» **QUESTIONS ON THE MATERIAL**
**A.** Name every gene mentioned in the text on genes linked to menopause timing.
**B.** Render this sentence from the menopause genetics text in Spanish: "When unrepaired DNA damage occurs in eggs, they can die."
**C.** According to the menopause genetics text, how many post-menopausal female participants in the UK Biobank study provided genetic sequencing data?

» **TEXT SHOWN**
Genes with strong impact on menopause timing also link to cancer risk

New research has found four genes with some of the largest known effects on the timing of menopause discovered to date, providing new insight into links between menopause timing and cancer risk.

Genes come in pairs, and when women only have one working copy of the four new genes identified (ETAA1, ZNF518A, PNPLA8, PALB2), they have menopause between two and five-and-a-half years earlier than average.

The large-scale analysis, titled "Genetic links between ovarian aging, cancer risk and de novo mutation rates," has been published in Nature.

The team first looked at variation in data from genetic sequencing of 106,973 post-menopausal female participants in the UK Biobank study. Researchers focused on rare types of genetic changes which cause a loss of the protein, and investigated their effect on the timing of menopause.

The genetic changes studied are all rare in the population. However, their influence on menopause is five times greater than the impact of any previously identified common genetic variant. The strongest effect was found from gene variants in ZNF518A, only found in one in 4,000 women. These variants shortened reproductive lifespan more than most previously identified genes.

Discovering the effect of the genes gives scientists a better understanding of the biological mechanisms underpinning menopause, and links to other diseases.

Study co-lead Professor Anna Murray, of the University of Exeter Medical School, said, "For decades, menopause has been under-researched, yet now this is a rapidly evolving area of science. The timing of menopause has a huge impact on women as they plan their careers and lives, and understanding the genetic changes is of particular interest in terms of potential treatments that could prolong reproductive life in future."

When unrepaired DNA damage occurs in eggs, they can die. The rate at which eggs are lost determines when women experience menopause. The team's previous work has shown that many genes that influence the timing of menopause are likely to do this by affecting the genetic integrity of eggs.

The same factors affect other cells and tissue types in parallel, and in this new study, the team found that many of the genes linked to menopause timing are also risk factors for cancer. These include changes in the BRCA1 and BRCA2 genes, which result in earlier menopause and also in increased risk of cancer.

This is thought to be the process at play in a fifth new gene linked to menopause timing (SAMHD1). The team discovered that changes in this gene can cause women to go through menopause over a year later than average. The researchers also found for the first time that changes in this gene cause predisposition to various cancers in men and women.

Document understanding data
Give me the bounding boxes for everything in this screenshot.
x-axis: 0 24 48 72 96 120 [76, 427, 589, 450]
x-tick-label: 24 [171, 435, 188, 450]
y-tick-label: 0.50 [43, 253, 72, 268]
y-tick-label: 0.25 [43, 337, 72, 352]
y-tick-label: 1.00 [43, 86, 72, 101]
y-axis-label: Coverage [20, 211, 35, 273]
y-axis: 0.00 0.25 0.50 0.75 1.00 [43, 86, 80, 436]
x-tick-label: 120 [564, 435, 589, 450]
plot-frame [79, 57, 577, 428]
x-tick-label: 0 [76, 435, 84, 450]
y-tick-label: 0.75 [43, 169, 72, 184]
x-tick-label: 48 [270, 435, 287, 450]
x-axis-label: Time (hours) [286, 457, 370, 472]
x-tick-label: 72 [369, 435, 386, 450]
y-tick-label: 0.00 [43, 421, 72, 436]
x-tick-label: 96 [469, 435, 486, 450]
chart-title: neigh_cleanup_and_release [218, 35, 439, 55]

» **YOUR WRITTEN ANSWERS**
**A.** ETAA1, ZNF518A, PNPLA8, PALB2, BRCA1, BRCA2, SAMHD1

**B.** Cuando se produce un daño en el ADN no reparado en los óvulos, estos pueden morir.

**C.** 106,973